[Exercise details] Return every line below as is, leaving out the pictures.

──────

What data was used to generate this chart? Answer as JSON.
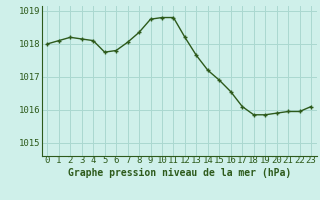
{
  "x": [
    0,
    1,
    2,
    3,
    4,
    5,
    6,
    7,
    8,
    9,
    10,
    11,
    12,
    13,
    14,
    15,
    16,
    17,
    18,
    19,
    20,
    21,
    22,
    23
  ],
  "y": [
    1018.0,
    1018.1,
    1018.2,
    1018.15,
    1018.1,
    1017.75,
    1017.8,
    1018.05,
    1018.35,
    1018.75,
    1018.8,
    1018.8,
    1018.2,
    1017.65,
    1017.2,
    1016.9,
    1016.55,
    1016.1,
    1015.85,
    1015.85,
    1015.9,
    1015.95,
    1015.95,
    1016.1
  ],
  "line_color": "#2d5a1b",
  "marker_color": "#2d5a1b",
  "bg_color": "#cff0ea",
  "grid_color": "#aad8d0",
  "axis_label_color": "#2d5a1b",
  "ylabel_ticks": [
    1015,
    1016,
    1017,
    1018,
    1019
  ],
  "xlabel": "Graphe pression niveau de la mer (hPa)",
  "ylim": [
    1014.6,
    1019.15
  ],
  "xlim": [
    -0.5,
    23.5
  ],
  "tick_fontsize": 6.5,
  "label_fontsize": 7.0
}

──────

[Full answer]
What data was used to generate this chart? Answer as JSON.
{
  "x": [
    0,
    1,
    2,
    3,
    4,
    5,
    6,
    7,
    8,
    9,
    10,
    11,
    12,
    13,
    14,
    15,
    16,
    17,
    18,
    19,
    20,
    21,
    22,
    23
  ],
  "y": [
    1018.0,
    1018.1,
    1018.2,
    1018.15,
    1018.1,
    1017.75,
    1017.8,
    1018.05,
    1018.35,
    1018.75,
    1018.8,
    1018.8,
    1018.2,
    1017.65,
    1017.2,
    1016.9,
    1016.55,
    1016.1,
    1015.85,
    1015.85,
    1015.9,
    1015.95,
    1015.95,
    1016.1
  ],
  "line_color": "#2d5a1b",
  "marker_color": "#2d5a1b",
  "bg_color": "#cff0ea",
  "grid_color": "#aad8d0",
  "axis_label_color": "#2d5a1b",
  "ylabel_ticks": [
    1015,
    1016,
    1017,
    1018,
    1019
  ],
  "xlabel": "Graphe pression niveau de la mer (hPa)",
  "ylim": [
    1014.6,
    1019.15
  ],
  "xlim": [
    -0.5,
    23.5
  ],
  "tick_fontsize": 6.5,
  "label_fontsize": 7.0
}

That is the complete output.